*GOAL*.
Leaving out every picture, quote the data below exactly as it appears.

*MATERIAL SUPPLIED*.

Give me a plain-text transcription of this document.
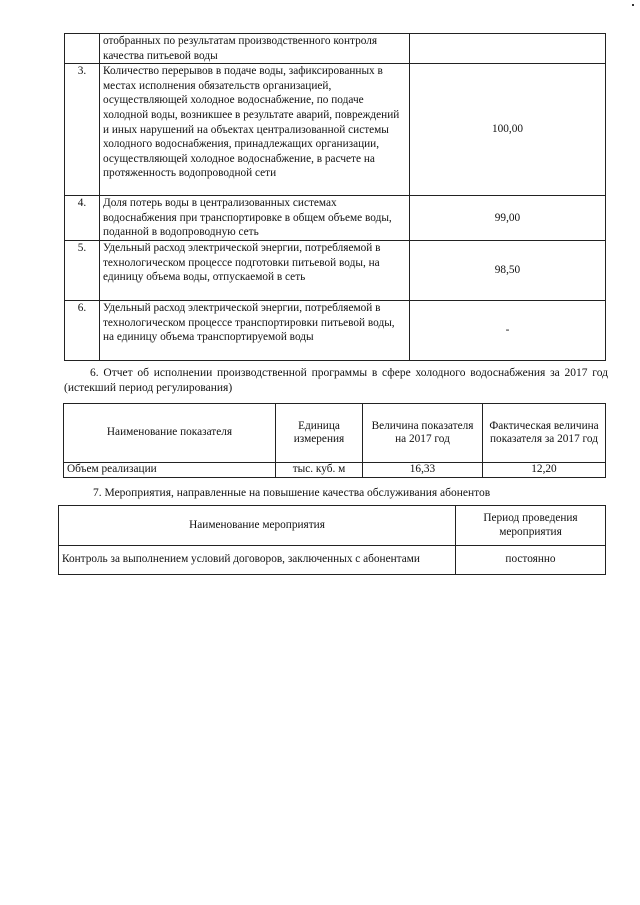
	отобранных по результатам производственного контроля качества питьевой воды	
3.	Количество перерывов в подаче воды, зафиксированных в местах исполнения обязательств организацией, осуществляющей холодное водоснабжение, по подаче холодной воды, возникшее в результате аварий, повреждений и иных нарушений на объектах централизованной системы холодного водоснабжения, принадлежащих организации, осуществляющей холодное водоснабжение, в расчете на протяженность водопроводной сети	100,00
4.	Доля потерь воды в централизованных системах водоснабжения при транспортировке в общем объеме воды, поданной в водопроводную сеть	99,00
5.	Удельный расход электрической энергии, потребляемой в технологическом процессе подготовки питьевой воды, на единицу объема воды, отпускаемой в сеть	98,50
6.	Удельный расход электрической энергии, потребляемой в технологическом процессе транспортировки питьевой воды, на единицу объема транспортируемой воды	-
6. Отчет об исполнении производственной программы в сфере холодного водоснабжения за 2017 год (истекший период регулирования)
Наименование показателя	Единица измерения	Величина показателя на 2017 год	Фактическая величина показателя за 2017 год
Объем реализации	тыс. куб. м	16,33	12,20
7. Мероприятия, направленные на повышение качества обслуживания абонентов
Наименование мероприятия	Период проведения мероприятия
Контроль за выполнением условий договоров, заключенных с абонентами	постоянно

*ANSWER FOR THIS EXERCISE*.
Give me a plain-text transcription of this document.
	отобранных по результатам производственного контроля качества питьевой воды	
3.	Количество перерывов в подаче воды, зафиксированных в местах исполнения обязательств организацией, осуществляющей холодное водоснабжение, по подаче холодной воды, возникшее в результате аварий, повреждений и иных нарушений на объектах централизованной системы холодного водоснабжения, принадлежащих организации, осуществляющей холодное водоснабжение, в расчете на протяженность водопроводной сети	100,00
4.	Доля потерь воды в централизованных системах водоснабжения при транспортировке в общем объеме воды, поданной в водопроводную сеть	99,00
5.	Удельный расход электрической энергии, потребляемой в технологическом процессе подготовки питьевой воды, на единицу объема воды, отпускаемой в сеть	98,50
6.	Удельный расход электрической энергии, потребляемой в технологическом процессе транспортировки питьевой воды, на единицу объема транспортируемой воды	-
6. Отчет об исполнении производственной программы в сфере холодного водоснабжения за 2017 год (истекший период регулирования)
Наименование показателя	Единица измерения	Величина показателя на 2017 год	Фактическая величина показателя за 2017 год
Объем реализации	тыс. куб. м	16,33	12,20
7. Мероприятия, направленные на повышение качества обслуживания абонентов
Наименование мероприятия	Период проведения мероприятия
Контроль за выполнением условий договоров, заключенных с абонентами	постоянно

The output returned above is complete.